Stored records:
_ _ _ _ _ _ _

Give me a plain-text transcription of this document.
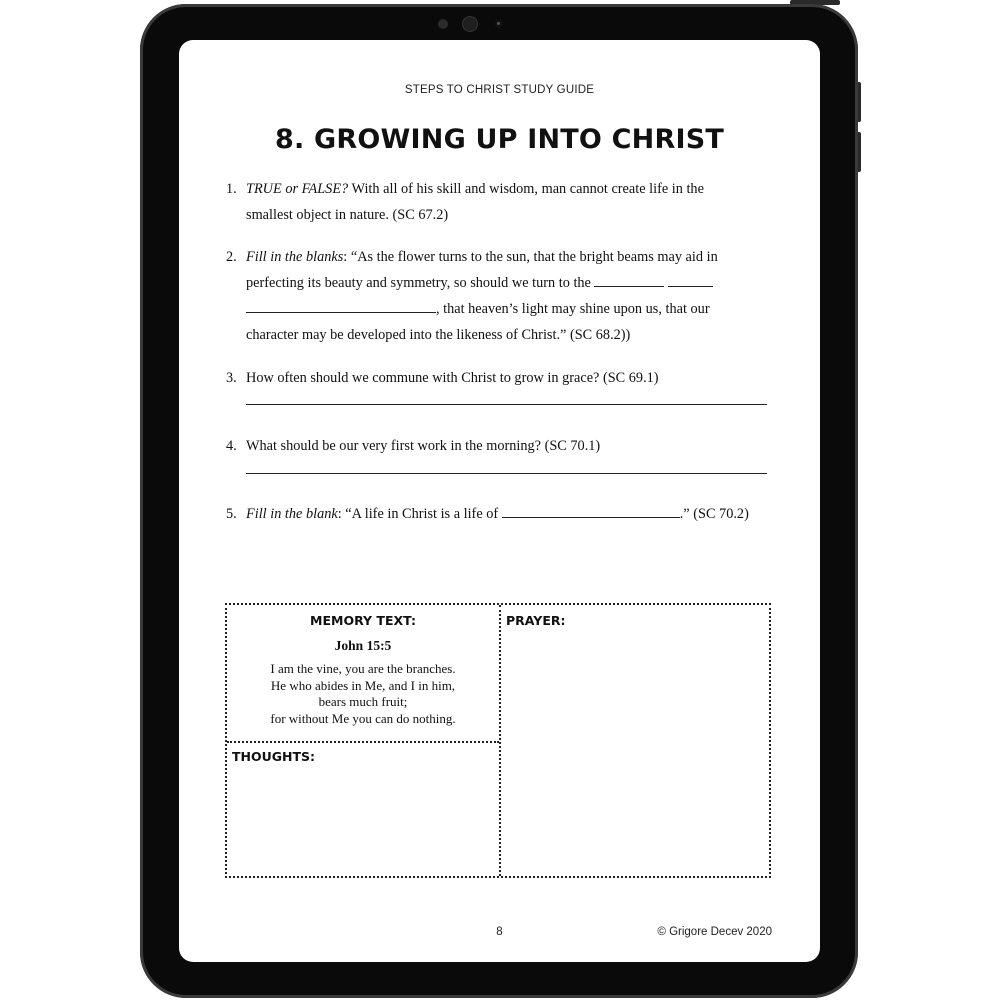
STEPS TO CHRIST STUDY GUIDE
8. GROWING UP INTO CHRIST
1. TRUE or FALSE? With all of his skill and wisdom, man cannot create life in the
smallest object in nature. (SC 67.2)
2. Fill in the blanks: “As the flower turns to the sun, that the bright beams may aid in
perfecting its beauty and symmetry, so should we turn to the
, that heaven’s light may shine upon us, that our
character may be developed into the likeness of Christ.” (SC 68.2))
3. How often should we commune with Christ to grow in grace? (SC 69.1)
4. What should be our very first work in the morning? (SC 70.1)
5. Fill in the blank: “A life in Christ is a life of	.” (SC 70.2)
MEMORY TEXT:
John 15:5
I am the vine, you are the branches.
He who abides in Me, and I in him,
bears much fruit;
for without Me you can do nothing.
PRAYER:
THOUGHTS:
8	© Grigore Decev 2020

_ _ _ _ _ _ _

§ **TASK DETAILS**:
Copy the listing word for word, excluding its pictures.

§ **PROBLEM SOLUTION**:
Give me a plain-text transcription of this document.
STEPS TO CHRIST STUDY GUIDE
8. GROWING UP INTO CHRIST
1. TRUE or FALSE? With all of his skill and wisdom, man cannot create life in the
smallest object in nature. (SC 67.2)
2. Fill in the blanks: “As the flower turns to the sun, that the bright beams may aid in
perfecting its beauty and symmetry, so should we turn to the
, that heaven’s light may shine upon us, that our
character may be developed into the likeness of Christ.” (SC 68.2))
3. How often should we commune with Christ to grow in grace? (SC 69.1)
4. What should be our very first work in the morning? (SC 70.1)
5. Fill in the blank: “A life in Christ is a life of	.” (SC 70.2)
MEMORY TEXT:
John 15:5
I am the vine, you are the branches.
He who abides in Me, and I in him,
bears much fruit;
for without Me you can do nothing.
PRAYER:
THOUGHTS:
8	© Grigore Decev 2020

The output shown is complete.